Job
Quote the listing in full, exactly as given, minus any pictures.

Extracted entries
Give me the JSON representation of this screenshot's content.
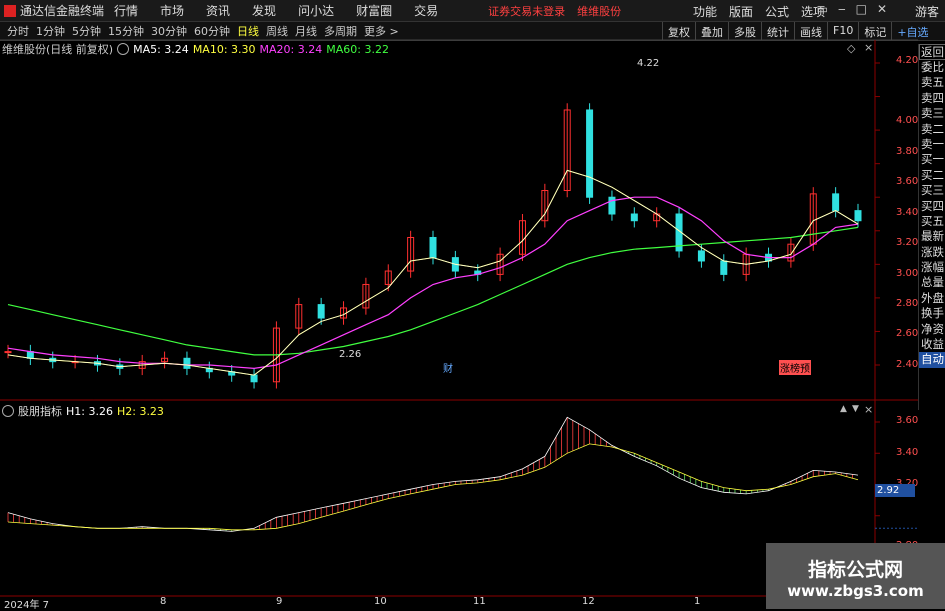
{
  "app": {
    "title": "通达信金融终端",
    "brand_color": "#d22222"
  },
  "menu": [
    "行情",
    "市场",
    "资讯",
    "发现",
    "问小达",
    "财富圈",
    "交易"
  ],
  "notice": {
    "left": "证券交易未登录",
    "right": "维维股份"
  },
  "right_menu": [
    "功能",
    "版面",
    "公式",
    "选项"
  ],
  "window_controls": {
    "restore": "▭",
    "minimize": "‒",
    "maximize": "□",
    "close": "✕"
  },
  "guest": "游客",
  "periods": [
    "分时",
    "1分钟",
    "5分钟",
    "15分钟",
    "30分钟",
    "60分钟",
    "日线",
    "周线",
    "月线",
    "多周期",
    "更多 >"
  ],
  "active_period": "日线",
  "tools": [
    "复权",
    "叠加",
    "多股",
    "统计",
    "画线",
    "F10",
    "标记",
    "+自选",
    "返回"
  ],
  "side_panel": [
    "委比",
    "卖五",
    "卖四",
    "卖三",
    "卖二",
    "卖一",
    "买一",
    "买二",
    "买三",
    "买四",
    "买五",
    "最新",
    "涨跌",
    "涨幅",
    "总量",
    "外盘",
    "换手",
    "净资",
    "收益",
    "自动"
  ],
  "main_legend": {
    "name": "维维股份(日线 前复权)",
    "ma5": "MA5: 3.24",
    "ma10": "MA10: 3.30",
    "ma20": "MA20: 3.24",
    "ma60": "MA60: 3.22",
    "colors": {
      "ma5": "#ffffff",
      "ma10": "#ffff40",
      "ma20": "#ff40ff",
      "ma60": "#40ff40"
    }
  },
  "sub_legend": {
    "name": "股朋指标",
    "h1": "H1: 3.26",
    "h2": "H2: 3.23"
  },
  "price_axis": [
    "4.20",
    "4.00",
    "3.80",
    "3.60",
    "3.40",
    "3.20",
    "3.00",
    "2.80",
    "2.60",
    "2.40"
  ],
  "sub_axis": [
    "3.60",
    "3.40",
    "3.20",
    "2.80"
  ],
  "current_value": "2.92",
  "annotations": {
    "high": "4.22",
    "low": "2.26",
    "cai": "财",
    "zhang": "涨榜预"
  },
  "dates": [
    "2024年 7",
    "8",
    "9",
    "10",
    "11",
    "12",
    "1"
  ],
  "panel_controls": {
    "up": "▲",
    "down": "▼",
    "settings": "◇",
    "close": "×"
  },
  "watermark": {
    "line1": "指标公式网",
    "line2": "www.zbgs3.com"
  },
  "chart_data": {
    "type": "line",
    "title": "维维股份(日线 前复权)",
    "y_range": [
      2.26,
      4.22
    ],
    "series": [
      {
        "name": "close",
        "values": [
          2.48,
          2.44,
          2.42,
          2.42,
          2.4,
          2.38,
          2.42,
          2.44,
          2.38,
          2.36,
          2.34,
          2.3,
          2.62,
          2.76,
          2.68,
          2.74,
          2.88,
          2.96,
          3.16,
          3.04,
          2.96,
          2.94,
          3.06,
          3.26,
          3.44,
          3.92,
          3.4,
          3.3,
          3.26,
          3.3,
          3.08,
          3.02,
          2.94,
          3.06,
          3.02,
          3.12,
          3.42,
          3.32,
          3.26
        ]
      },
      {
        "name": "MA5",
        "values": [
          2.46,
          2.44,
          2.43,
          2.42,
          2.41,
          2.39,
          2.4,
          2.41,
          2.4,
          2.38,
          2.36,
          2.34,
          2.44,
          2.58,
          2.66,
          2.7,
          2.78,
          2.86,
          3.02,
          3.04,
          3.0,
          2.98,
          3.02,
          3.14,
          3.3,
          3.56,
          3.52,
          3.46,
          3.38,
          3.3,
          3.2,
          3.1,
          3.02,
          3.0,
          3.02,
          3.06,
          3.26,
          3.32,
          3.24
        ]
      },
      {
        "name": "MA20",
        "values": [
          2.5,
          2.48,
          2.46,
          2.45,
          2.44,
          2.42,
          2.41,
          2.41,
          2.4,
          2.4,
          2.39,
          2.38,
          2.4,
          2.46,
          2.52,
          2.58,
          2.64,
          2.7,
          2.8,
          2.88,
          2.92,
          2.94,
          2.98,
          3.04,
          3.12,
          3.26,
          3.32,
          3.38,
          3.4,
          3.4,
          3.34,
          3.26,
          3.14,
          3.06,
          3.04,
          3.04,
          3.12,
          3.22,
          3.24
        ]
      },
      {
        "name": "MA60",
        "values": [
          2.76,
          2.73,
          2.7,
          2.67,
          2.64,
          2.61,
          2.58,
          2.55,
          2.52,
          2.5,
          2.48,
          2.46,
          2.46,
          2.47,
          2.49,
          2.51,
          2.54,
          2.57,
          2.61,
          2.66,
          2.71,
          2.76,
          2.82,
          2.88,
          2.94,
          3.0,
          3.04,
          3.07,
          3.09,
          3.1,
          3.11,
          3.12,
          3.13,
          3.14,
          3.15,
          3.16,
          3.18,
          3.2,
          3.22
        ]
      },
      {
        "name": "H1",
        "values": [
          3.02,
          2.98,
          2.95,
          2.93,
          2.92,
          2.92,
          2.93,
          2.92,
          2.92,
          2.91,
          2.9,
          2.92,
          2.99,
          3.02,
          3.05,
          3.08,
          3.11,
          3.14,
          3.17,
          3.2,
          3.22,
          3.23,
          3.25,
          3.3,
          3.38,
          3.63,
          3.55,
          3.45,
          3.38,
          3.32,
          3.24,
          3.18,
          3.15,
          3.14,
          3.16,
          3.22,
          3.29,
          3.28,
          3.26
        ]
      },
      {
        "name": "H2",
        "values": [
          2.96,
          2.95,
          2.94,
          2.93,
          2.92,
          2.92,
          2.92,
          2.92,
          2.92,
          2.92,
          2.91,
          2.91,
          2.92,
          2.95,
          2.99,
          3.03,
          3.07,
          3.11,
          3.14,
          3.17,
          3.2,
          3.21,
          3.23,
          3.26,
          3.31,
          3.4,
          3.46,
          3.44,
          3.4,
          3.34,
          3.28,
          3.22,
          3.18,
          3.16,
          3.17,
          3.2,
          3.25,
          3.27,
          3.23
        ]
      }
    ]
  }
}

Written response
Give me the JSON representation of this screenshot's content.
{
  "app": {
    "title": "通达信金融终端",
    "brand_color": "#d22222"
  },
  "menu": [
    "行情",
    "市场",
    "资讯",
    "发现",
    "问小达",
    "财富圈",
    "交易"
  ],
  "notice": {
    "left": "证券交易未登录",
    "right": "维维股份"
  },
  "right_menu": [
    "功能",
    "版面",
    "公式",
    "选项"
  ],
  "window_controls": {
    "restore": "▭",
    "minimize": "‒",
    "maximize": "□",
    "close": "✕"
  },
  "guest": "游客",
  "periods": [
    "分时",
    "1分钟",
    "5分钟",
    "15分钟",
    "30分钟",
    "60分钟",
    "日线",
    "周线",
    "月线",
    "多周期",
    "更多 >"
  ],
  "active_period": "日线",
  "tools": [
    "复权",
    "叠加",
    "多股",
    "统计",
    "画线",
    "F10",
    "标记",
    "+自选",
    "返回"
  ],
  "side_panel": [
    "委比",
    "卖五",
    "卖四",
    "卖三",
    "卖二",
    "卖一",
    "买一",
    "买二",
    "买三",
    "买四",
    "买五",
    "最新",
    "涨跌",
    "涨幅",
    "总量",
    "外盘",
    "换手",
    "净资",
    "收益",
    "自动"
  ],
  "main_legend": {
    "name": "维维股份(日线 前复权)",
    "ma5": "MA5: 3.24",
    "ma10": "MA10: 3.30",
    "ma20": "MA20: 3.24",
    "ma60": "MA60: 3.22",
    "colors": {
      "ma5": "#ffffff",
      "ma10": "#ffff40",
      "ma20": "#ff40ff",
      "ma60": "#40ff40"
    }
  },
  "sub_legend": {
    "name": "股朋指标",
    "h1": "H1: 3.26",
    "h2": "H2: 3.23"
  },
  "price_axis": [
    "4.20",
    "4.00",
    "3.80",
    "3.60",
    "3.40",
    "3.20",
    "3.00",
    "2.80",
    "2.60",
    "2.40"
  ],
  "sub_axis": [
    "3.60",
    "3.40",
    "3.20",
    "2.80"
  ],
  "current_value": "2.92",
  "annotations": {
    "high": "4.22",
    "low": "2.26",
    "cai": "财",
    "zhang": "涨榜预"
  },
  "dates": [
    "2024年 7",
    "8",
    "9",
    "10",
    "11",
    "12",
    "1"
  ],
  "panel_controls": {
    "up": "▲",
    "down": "▼",
    "settings": "◇",
    "close": "×"
  },
  "watermark": {
    "line1": "指标公式网",
    "line2": "www.zbgs3.com"
  },
  "chart_data": {
    "type": "line",
    "title": "维维股份(日线 前复权)",
    "y_range": [
      2.26,
      4.22
    ],
    "series": [
      {
        "name": "close",
        "values": [
          2.48,
          2.44,
          2.42,
          2.42,
          2.4,
          2.38,
          2.42,
          2.44,
          2.38,
          2.36,
          2.34,
          2.3,
          2.62,
          2.76,
          2.68,
          2.74,
          2.88,
          2.96,
          3.16,
          3.04,
          2.96,
          2.94,
          3.06,
          3.26,
          3.44,
          3.92,
          3.4,
          3.3,
          3.26,
          3.3,
          3.08,
          3.02,
          2.94,
          3.06,
          3.02,
          3.12,
          3.42,
          3.32,
          3.26
        ]
      },
      {
        "name": "MA5",
        "values": [
          2.46,
          2.44,
          2.43,
          2.42,
          2.41,
          2.39,
          2.4,
          2.41,
          2.4,
          2.38,
          2.36,
          2.34,
          2.44,
          2.58,
          2.66,
          2.7,
          2.78,
          2.86,
          3.02,
          3.04,
          3.0,
          2.98,
          3.02,
          3.14,
          3.3,
          3.56,
          3.52,
          3.46,
          3.38,
          3.3,
          3.2,
          3.1,
          3.02,
          3.0,
          3.02,
          3.06,
          3.26,
          3.32,
          3.24
        ]
      },
      {
        "name": "MA20",
        "values": [
          2.5,
          2.48,
          2.46,
          2.45,
          2.44,
          2.42,
          2.41,
          2.41,
          2.4,
          2.4,
          2.39,
          2.38,
          2.4,
          2.46,
          2.52,
          2.58,
          2.64,
          2.7,
          2.8,
          2.88,
          2.92,
          2.94,
          2.98,
          3.04,
          3.12,
          3.26,
          3.32,
          3.38,
          3.4,
          3.4,
          3.34,
          3.26,
          3.14,
          3.06,
          3.04,
          3.04,
          3.12,
          3.22,
          3.24
        ]
      },
      {
        "name": "MA60",
        "values": [
          2.76,
          2.73,
          2.7,
          2.67,
          2.64,
          2.61,
          2.58,
          2.55,
          2.52,
          2.5,
          2.48,
          2.46,
          2.46,
          2.47,
          2.49,
          2.51,
          2.54,
          2.57,
          2.61,
          2.66,
          2.71,
          2.76,
          2.82,
          2.88,
          2.94,
          3.0,
          3.04,
          3.07,
          3.09,
          3.1,
          3.11,
          3.12,
          3.13,
          3.14,
          3.15,
          3.16,
          3.18,
          3.2,
          3.22
        ]
      },
      {
        "name": "H1",
        "values": [
          3.02,
          2.98,
          2.95,
          2.93,
          2.92,
          2.92,
          2.93,
          2.92,
          2.92,
          2.91,
          2.9,
          2.92,
          2.99,
          3.02,
          3.05,
          3.08,
          3.11,
          3.14,
          3.17,
          3.2,
          3.22,
          3.23,
          3.25,
          3.3,
          3.38,
          3.63,
          3.55,
          3.45,
          3.38,
          3.32,
          3.24,
          3.18,
          3.15,
          3.14,
          3.16,
          3.22,
          3.29,
          3.28,
          3.26
        ]
      },
      {
        "name": "H2",
        "values": [
          2.96,
          2.95,
          2.94,
          2.93,
          2.92,
          2.92,
          2.92,
          2.92,
          2.92,
          2.92,
          2.91,
          2.91,
          2.92,
          2.95,
          2.99,
          3.03,
          3.07,
          3.11,
          3.14,
          3.17,
          3.2,
          3.21,
          3.23,
          3.26,
          3.31,
          3.4,
          3.46,
          3.44,
          3.4,
          3.34,
          3.28,
          3.22,
          3.18,
          3.16,
          3.17,
          3.2,
          3.25,
          3.27,
          3.23
        ]
      }
    ]
  }
}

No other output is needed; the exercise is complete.